[Dataset items]
<<<<

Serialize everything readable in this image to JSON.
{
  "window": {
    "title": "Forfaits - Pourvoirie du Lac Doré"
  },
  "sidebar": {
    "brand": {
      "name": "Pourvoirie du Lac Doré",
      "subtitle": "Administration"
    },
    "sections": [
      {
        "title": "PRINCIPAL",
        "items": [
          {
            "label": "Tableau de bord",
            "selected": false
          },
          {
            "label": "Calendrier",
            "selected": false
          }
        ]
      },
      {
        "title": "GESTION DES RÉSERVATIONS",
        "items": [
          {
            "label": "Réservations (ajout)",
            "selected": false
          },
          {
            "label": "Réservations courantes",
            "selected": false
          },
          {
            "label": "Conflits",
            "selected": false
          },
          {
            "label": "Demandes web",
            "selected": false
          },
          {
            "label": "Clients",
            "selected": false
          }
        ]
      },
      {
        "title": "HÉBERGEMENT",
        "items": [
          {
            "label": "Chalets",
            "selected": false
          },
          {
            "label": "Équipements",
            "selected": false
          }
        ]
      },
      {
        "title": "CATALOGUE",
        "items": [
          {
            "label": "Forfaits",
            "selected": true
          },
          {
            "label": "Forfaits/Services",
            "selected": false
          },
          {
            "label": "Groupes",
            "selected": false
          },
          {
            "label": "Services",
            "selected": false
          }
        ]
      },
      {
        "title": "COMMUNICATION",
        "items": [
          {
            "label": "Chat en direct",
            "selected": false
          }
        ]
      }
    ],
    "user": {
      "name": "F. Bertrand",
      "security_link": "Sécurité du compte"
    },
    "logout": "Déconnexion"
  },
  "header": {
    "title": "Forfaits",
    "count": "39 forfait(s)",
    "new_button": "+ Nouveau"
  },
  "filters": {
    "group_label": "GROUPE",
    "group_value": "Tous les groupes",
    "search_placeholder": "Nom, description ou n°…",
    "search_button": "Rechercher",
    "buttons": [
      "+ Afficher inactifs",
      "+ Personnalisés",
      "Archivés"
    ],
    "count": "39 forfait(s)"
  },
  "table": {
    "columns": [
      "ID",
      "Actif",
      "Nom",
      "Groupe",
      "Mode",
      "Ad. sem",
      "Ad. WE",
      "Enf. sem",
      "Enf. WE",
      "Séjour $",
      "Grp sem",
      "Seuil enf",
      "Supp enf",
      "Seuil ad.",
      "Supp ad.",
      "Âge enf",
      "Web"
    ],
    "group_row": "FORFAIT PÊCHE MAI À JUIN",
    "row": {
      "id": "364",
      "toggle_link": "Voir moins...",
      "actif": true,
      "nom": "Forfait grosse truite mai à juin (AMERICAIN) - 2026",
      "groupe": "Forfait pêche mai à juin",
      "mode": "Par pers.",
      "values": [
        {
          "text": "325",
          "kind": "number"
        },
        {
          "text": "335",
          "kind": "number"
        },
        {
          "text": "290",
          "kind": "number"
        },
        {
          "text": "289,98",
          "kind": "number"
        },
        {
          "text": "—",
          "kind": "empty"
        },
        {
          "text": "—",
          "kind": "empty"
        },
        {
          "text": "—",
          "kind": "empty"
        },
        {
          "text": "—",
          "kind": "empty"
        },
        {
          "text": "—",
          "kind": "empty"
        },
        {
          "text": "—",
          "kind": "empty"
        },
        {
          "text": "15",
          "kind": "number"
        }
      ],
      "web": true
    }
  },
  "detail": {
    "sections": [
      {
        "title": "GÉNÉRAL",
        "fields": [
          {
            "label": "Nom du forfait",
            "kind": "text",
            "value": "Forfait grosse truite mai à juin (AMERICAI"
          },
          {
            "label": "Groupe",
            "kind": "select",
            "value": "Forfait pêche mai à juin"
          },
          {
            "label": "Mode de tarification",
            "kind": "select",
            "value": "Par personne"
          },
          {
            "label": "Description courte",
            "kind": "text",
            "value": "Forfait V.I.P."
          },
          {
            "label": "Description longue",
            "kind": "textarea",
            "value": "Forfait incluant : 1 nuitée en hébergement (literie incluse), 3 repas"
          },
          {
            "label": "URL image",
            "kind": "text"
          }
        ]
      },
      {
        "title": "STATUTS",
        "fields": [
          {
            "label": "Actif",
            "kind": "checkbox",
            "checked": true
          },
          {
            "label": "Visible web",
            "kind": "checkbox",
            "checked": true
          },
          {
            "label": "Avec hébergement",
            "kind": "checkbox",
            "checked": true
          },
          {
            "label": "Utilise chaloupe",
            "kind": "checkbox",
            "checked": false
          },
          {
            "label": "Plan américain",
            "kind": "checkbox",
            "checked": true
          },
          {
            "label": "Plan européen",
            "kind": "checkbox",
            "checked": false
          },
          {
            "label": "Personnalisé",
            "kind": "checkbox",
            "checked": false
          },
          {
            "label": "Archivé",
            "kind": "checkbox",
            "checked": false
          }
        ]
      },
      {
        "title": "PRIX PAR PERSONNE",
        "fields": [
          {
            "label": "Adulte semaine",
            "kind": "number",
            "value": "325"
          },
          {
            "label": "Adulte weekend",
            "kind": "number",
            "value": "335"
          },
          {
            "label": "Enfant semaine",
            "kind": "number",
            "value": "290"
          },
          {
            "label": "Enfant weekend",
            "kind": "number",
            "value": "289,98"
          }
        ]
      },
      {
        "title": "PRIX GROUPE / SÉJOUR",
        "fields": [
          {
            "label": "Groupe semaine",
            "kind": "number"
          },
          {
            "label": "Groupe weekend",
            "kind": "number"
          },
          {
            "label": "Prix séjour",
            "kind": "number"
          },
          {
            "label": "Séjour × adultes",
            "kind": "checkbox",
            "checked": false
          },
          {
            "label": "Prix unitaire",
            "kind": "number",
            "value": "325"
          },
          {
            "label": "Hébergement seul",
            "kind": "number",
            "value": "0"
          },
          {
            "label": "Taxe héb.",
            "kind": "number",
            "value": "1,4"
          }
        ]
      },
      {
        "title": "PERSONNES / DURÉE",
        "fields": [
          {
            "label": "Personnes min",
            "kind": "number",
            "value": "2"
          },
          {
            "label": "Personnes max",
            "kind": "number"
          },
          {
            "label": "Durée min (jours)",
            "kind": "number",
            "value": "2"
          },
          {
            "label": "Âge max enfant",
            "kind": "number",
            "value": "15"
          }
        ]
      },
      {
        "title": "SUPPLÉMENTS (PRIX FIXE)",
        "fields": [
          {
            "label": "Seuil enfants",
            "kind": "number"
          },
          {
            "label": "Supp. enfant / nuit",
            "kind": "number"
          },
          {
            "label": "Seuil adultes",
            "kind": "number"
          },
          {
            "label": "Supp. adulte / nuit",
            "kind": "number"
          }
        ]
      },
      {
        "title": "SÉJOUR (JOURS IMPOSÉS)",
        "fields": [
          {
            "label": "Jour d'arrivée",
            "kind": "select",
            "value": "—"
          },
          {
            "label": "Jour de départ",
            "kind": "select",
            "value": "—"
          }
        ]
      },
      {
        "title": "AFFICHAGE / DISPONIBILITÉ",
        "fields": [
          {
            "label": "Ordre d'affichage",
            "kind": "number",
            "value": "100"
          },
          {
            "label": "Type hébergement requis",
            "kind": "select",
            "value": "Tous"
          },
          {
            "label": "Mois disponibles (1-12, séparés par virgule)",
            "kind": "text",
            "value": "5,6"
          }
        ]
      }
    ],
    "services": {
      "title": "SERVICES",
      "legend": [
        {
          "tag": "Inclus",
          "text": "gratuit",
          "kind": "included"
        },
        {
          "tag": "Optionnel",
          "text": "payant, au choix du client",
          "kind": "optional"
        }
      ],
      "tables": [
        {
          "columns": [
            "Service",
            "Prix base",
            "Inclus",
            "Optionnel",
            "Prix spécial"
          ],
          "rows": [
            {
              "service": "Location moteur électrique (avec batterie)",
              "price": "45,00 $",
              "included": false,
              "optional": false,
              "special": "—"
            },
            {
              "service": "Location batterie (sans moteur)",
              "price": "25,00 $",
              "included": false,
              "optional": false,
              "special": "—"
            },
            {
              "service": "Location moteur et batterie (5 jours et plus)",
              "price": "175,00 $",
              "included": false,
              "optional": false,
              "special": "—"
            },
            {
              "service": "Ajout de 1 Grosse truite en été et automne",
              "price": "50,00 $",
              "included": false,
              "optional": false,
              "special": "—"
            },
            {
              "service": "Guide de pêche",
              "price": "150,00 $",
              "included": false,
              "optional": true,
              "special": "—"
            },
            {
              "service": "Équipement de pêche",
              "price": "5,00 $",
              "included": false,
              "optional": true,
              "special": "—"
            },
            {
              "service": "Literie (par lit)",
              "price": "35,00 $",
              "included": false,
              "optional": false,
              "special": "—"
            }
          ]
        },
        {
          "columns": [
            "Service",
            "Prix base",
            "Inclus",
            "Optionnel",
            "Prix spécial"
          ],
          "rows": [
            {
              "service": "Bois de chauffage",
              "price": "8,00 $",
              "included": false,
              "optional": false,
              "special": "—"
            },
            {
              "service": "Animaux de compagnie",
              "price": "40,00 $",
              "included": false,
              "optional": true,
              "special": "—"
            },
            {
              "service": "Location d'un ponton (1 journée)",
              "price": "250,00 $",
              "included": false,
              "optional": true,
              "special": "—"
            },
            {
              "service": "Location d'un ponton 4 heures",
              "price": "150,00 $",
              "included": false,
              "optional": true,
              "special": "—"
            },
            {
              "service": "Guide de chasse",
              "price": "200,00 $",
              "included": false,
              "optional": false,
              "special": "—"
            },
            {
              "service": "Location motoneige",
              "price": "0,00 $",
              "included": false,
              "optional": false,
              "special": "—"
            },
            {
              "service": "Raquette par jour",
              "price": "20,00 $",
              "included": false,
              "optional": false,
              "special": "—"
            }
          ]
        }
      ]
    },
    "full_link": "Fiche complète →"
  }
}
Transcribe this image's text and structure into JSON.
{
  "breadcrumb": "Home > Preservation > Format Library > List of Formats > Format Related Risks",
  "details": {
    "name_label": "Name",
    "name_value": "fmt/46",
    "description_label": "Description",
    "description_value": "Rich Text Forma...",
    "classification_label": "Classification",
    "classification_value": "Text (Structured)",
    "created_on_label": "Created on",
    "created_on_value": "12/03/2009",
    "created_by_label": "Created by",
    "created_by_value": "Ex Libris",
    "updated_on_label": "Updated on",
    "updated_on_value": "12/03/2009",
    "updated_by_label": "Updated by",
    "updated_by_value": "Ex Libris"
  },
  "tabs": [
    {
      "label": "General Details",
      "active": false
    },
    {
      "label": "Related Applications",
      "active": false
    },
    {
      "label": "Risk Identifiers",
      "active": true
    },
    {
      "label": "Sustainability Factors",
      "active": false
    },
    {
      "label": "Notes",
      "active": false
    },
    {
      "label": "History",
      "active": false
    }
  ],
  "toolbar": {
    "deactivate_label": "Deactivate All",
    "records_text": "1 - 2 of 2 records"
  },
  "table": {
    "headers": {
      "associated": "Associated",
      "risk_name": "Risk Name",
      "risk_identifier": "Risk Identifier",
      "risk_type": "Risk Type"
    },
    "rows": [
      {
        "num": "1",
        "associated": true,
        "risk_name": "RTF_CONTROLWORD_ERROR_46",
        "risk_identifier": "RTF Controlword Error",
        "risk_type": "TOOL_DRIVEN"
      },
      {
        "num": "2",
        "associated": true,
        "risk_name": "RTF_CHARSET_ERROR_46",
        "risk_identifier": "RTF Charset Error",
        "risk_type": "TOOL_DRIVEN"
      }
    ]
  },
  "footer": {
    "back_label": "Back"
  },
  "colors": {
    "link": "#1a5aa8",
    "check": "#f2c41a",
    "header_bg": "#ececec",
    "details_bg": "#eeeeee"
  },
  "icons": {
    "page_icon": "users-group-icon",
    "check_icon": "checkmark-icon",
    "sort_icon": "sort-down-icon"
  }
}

>>>>

Check each line of the data above for the string "Forfaits", then report how many lines have it, with no other words.

4